=== Your goal ===
Show every line where "تذكرة" occurs.

(Collection entries)
▬▬▬
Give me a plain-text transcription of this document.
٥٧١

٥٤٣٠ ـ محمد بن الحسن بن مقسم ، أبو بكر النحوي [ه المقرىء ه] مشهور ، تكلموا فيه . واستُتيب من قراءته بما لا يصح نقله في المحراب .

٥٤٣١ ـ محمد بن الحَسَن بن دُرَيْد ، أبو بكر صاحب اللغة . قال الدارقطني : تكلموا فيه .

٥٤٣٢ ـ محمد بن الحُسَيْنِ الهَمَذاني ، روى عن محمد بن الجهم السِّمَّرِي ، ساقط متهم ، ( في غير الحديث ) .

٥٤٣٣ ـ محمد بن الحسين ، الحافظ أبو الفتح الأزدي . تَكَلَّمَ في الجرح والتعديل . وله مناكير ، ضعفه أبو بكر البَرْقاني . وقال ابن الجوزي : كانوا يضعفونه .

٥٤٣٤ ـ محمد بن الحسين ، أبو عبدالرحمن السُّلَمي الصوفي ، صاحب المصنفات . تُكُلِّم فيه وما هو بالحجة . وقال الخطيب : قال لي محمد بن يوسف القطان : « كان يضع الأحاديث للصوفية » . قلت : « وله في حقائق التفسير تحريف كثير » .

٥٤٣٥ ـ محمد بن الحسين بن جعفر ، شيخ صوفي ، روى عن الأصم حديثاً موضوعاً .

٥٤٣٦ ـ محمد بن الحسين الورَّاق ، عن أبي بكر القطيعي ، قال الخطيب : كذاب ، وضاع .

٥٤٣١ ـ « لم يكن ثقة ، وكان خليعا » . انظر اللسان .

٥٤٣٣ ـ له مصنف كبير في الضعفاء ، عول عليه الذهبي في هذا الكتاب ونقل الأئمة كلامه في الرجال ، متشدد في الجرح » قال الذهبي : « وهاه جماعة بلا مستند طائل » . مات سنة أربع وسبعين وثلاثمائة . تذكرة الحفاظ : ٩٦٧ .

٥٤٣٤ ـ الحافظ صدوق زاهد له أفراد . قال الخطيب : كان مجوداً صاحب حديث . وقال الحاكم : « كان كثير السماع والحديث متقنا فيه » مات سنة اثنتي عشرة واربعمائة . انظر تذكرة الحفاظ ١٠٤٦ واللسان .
▬▬▬
=== Full response ===
٥٤٣٣ ـ له مصنف كبير في الضعفاء ، عول عليه الذهبي في هذا الكتاب ونقل الأئمة كلامه في الرجال ، متشدد في الجرح » قال الذهبي : « وهاه جماعة بلا مستند طائل » . مات سنة أربع وسبعين وثلاثمائة . تذكرة الحفاظ : ٩٦٧ .
٥٤٣٤ ـ الحافظ صدوق زاهد له أفراد . قال الخطيب : كان مجوداً صاحب حديث . وقال الحاكم : « كان كثير السماع والحديث متقنا فيه » مات سنة اثنتي عشرة واربعمائة . انظر تذكرة الحفاظ ١٠٤٦ واللسان .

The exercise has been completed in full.